* _Goal of the exercise_: Identify every line in the records below that contains the word "GHST", and reproduce each one.

═════ Excerpted data ═════

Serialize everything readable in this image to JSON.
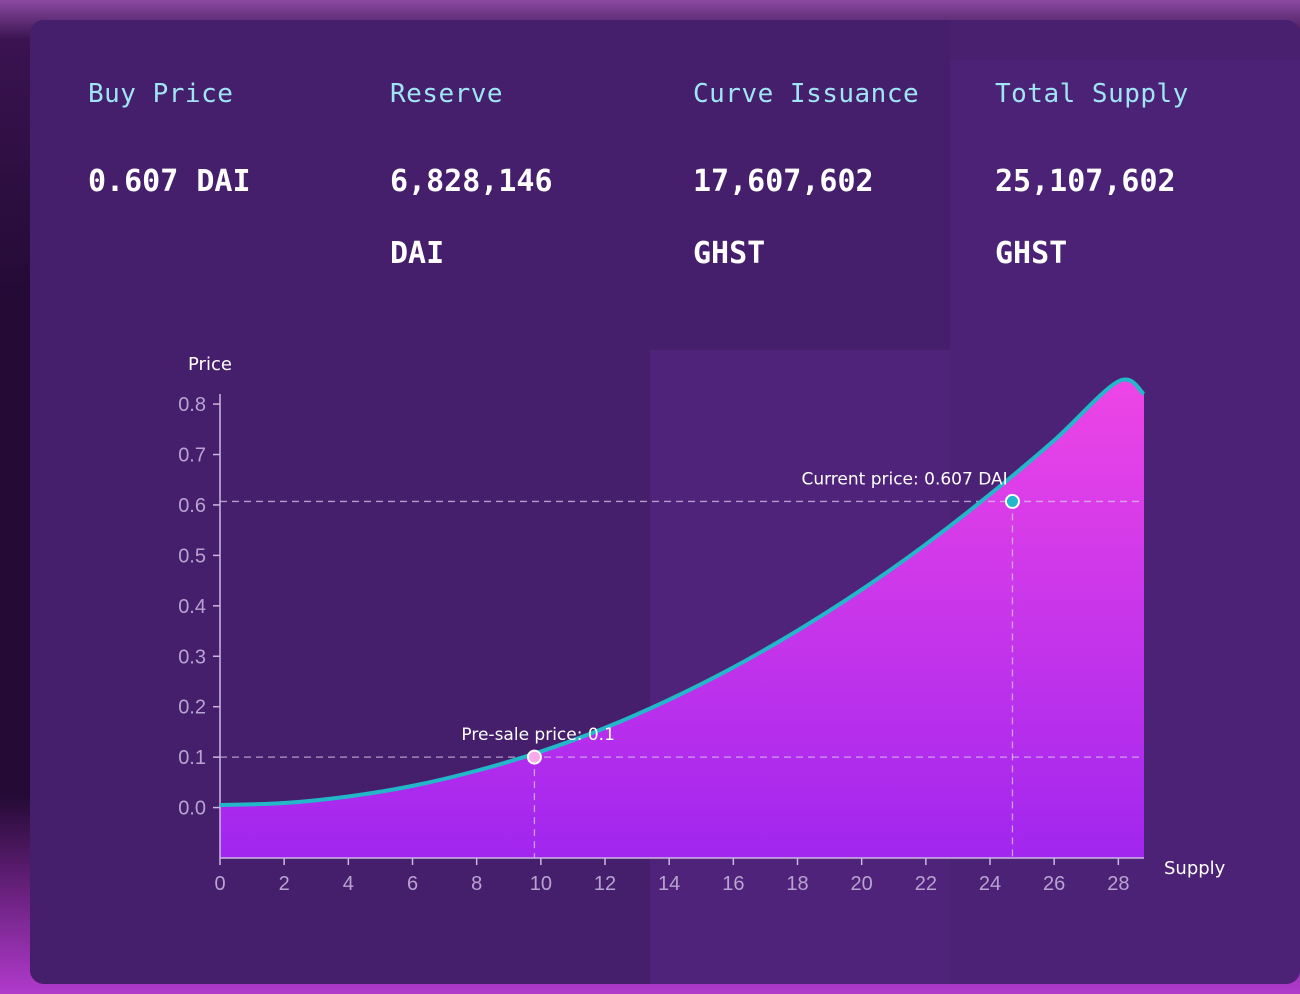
{
  "stats": [
    {
      "label": "Buy Price",
      "value": "0.607 DAI"
    },
    {
      "label": "Reserve",
      "value": "6,828,146 DAI"
    },
    {
      "label": "Curve Issuance",
      "value": "17,607,602 GHST"
    },
    {
      "label": "Total Supply",
      "value": "25,107,602 GHST"
    }
  ],
  "colors": {
    "label": "#9fe6f5",
    "curve": "#22b8c9",
    "fill_top": "#ee45e6",
    "fill_bottom": "#a126ee"
  },
  "chart_data": {
    "type": "area",
    "xlabel": "Supply",
    "ylabel": "Price",
    "xlim": [
      0,
      28.8
    ],
    "ylim": [
      -0.1,
      0.82
    ],
    "x_ticks": [
      0,
      2,
      4,
      6,
      8,
      10,
      12,
      14,
      16,
      18,
      20,
      22,
      24,
      26,
      28
    ],
    "y_ticks": [
      0.0,
      0.1,
      0.2,
      0.3,
      0.4,
      0.5,
      0.6,
      0.7,
      0.8
    ],
    "series": [
      {
        "x": [
          0,
          2,
          4,
          6,
          8,
          10,
          12,
          14,
          16,
          18,
          20,
          22,
          24,
          26,
          28,
          28.8
        ],
        "y": [
          0.005,
          0.009,
          0.022,
          0.043,
          0.073,
          0.111,
          0.158,
          0.214,
          0.278,
          0.351,
          0.432,
          0.522,
          0.621,
          0.728,
          0.845,
          0.82
        ]
      }
    ],
    "annotations": [
      {
        "text": "Pre-sale price: 0.1",
        "x": 9.8,
        "y": 0.1,
        "marker_color": "#f7a9e9"
      },
      {
        "text": "Current price: 0.607 DAI",
        "x": 24.7,
        "y": 0.607,
        "marker_color": "#22b8c9"
      }
    ],
    "grid": false
  }
}
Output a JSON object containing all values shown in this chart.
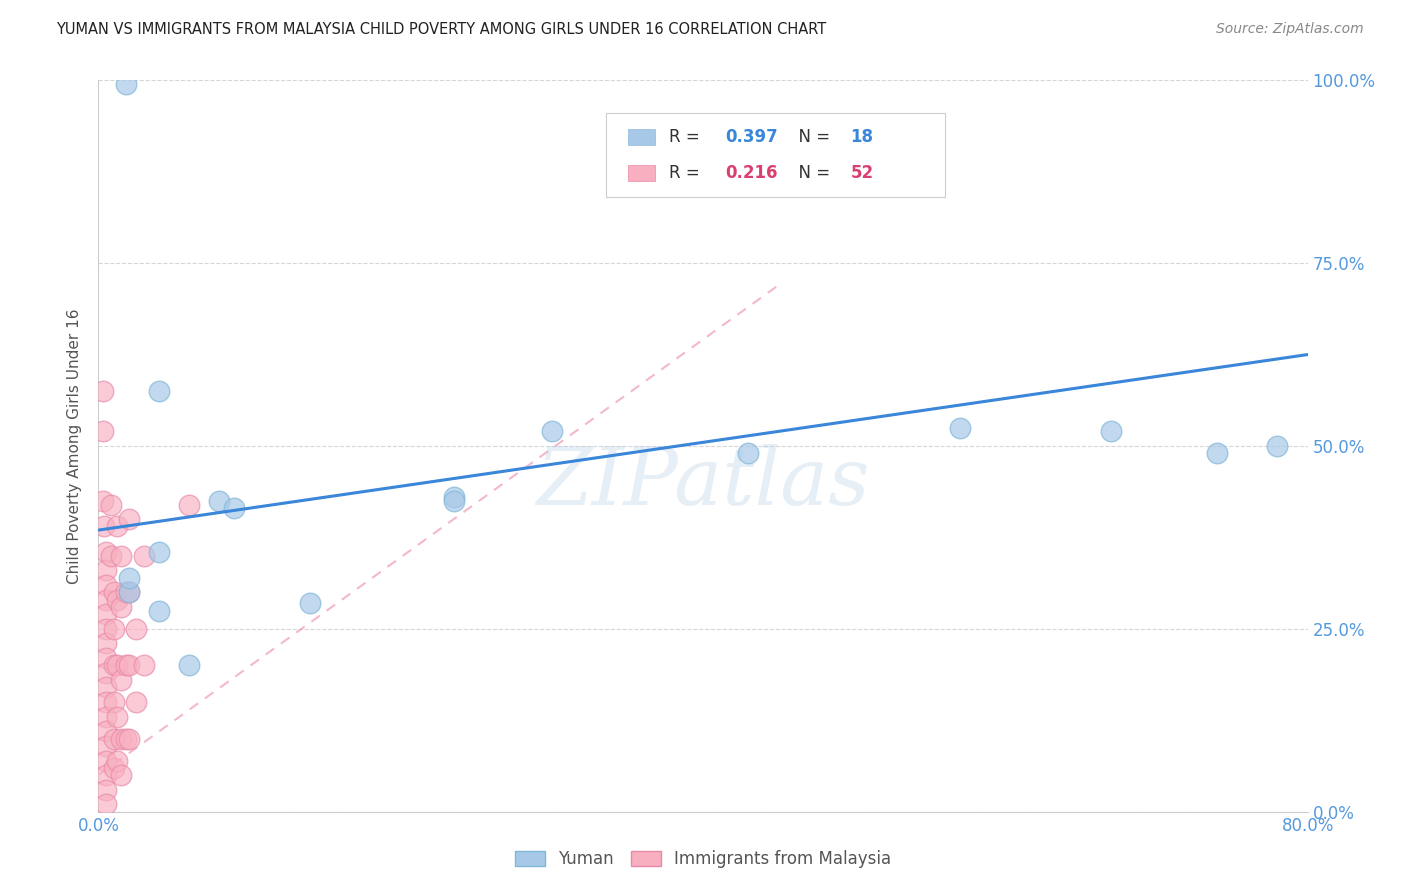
{
  "title": "YUMAN VS IMMIGRANTS FROM MALAYSIA CHILD POVERTY AMONG GIRLS UNDER 16 CORRELATION CHART",
  "source": "Source: ZipAtlas.com",
  "ylabel": "Child Poverty Among Girls Under 16",
  "xlim": [
    0.0,
    0.8
  ],
  "ylim": [
    0.0,
    1.0
  ],
  "xticks": [
    0.0,
    0.1,
    0.2,
    0.3,
    0.4,
    0.5,
    0.6,
    0.7,
    0.8
  ],
  "yticks": [
    0.0,
    0.25,
    0.5,
    0.75,
    1.0
  ],
  "yticklabels": [
    "0.0%",
    "25.0%",
    "50.0%",
    "75.0%",
    "100.0%"
  ],
  "watermark": "ZIPatlas",
  "legend_blue_r": "0.397",
  "legend_blue_n": "18",
  "legend_pink_r": "0.216",
  "legend_pink_n": "52",
  "legend_blue_label": "Yuman",
  "legend_pink_label": "Immigrants from Malaysia",
  "blue_color": "#a8c8e8",
  "pink_color": "#f8b0c0",
  "blue_line_color": "#3a86d9",
  "pink_line_color": "#f0a0b8",
  "blue_scatter": [
    [
      0.018,
      0.995
    ],
    [
      0.04,
      0.575
    ],
    [
      0.04,
      0.355
    ],
    [
      0.08,
      0.425
    ],
    [
      0.09,
      0.415
    ],
    [
      0.14,
      0.285
    ],
    [
      0.235,
      0.43
    ],
    [
      0.235,
      0.425
    ],
    [
      0.3,
      0.52
    ],
    [
      0.43,
      0.49
    ],
    [
      0.57,
      0.525
    ],
    [
      0.67,
      0.52
    ],
    [
      0.74,
      0.49
    ],
    [
      0.78,
      0.5
    ],
    [
      0.04,
      0.275
    ],
    [
      0.02,
      0.3
    ],
    [
      0.02,
      0.32
    ],
    [
      0.06,
      0.2
    ]
  ],
  "pink_scatter": [
    [
      0.003,
      0.575
    ],
    [
      0.003,
      0.425
    ],
    [
      0.004,
      0.39
    ],
    [
      0.005,
      0.355
    ],
    [
      0.005,
      0.33
    ],
    [
      0.005,
      0.31
    ],
    [
      0.005,
      0.29
    ],
    [
      0.005,
      0.27
    ],
    [
      0.005,
      0.25
    ],
    [
      0.005,
      0.23
    ],
    [
      0.005,
      0.21
    ],
    [
      0.005,
      0.19
    ],
    [
      0.005,
      0.17
    ],
    [
      0.005,
      0.15
    ],
    [
      0.005,
      0.13
    ],
    [
      0.005,
      0.11
    ],
    [
      0.005,
      0.09
    ],
    [
      0.005,
      0.07
    ],
    [
      0.005,
      0.05
    ],
    [
      0.005,
      0.03
    ],
    [
      0.005,
      0.01
    ],
    [
      0.008,
      0.42
    ],
    [
      0.008,
      0.35
    ],
    [
      0.01,
      0.3
    ],
    [
      0.01,
      0.25
    ],
    [
      0.01,
      0.2
    ],
    [
      0.01,
      0.15
    ],
    [
      0.01,
      0.1
    ],
    [
      0.01,
      0.06
    ],
    [
      0.012,
      0.39
    ],
    [
      0.012,
      0.29
    ],
    [
      0.012,
      0.2
    ],
    [
      0.012,
      0.13
    ],
    [
      0.012,
      0.07
    ],
    [
      0.015,
      0.35
    ],
    [
      0.015,
      0.28
    ],
    [
      0.015,
      0.18
    ],
    [
      0.015,
      0.1
    ],
    [
      0.015,
      0.05
    ],
    [
      0.018,
      0.3
    ],
    [
      0.018,
      0.2
    ],
    [
      0.018,
      0.1
    ],
    [
      0.02,
      0.4
    ],
    [
      0.02,
      0.3
    ],
    [
      0.02,
      0.2
    ],
    [
      0.02,
      0.1
    ],
    [
      0.025,
      0.25
    ],
    [
      0.025,
      0.15
    ],
    [
      0.03,
      0.35
    ],
    [
      0.03,
      0.2
    ],
    [
      0.06,
      0.42
    ],
    [
      0.003,
      0.52
    ]
  ],
  "blue_trendline_x": [
    0.0,
    0.8
  ],
  "blue_trendline_y": [
    0.385,
    0.625
  ],
  "pink_trendline_x": [
    0.0,
    0.45
  ],
  "pink_trendline_y": [
    0.05,
    0.72
  ]
}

═════

* _Solution below_:
      "value": "17,607,602 GHST"
      "value": "25,107,602 GHST"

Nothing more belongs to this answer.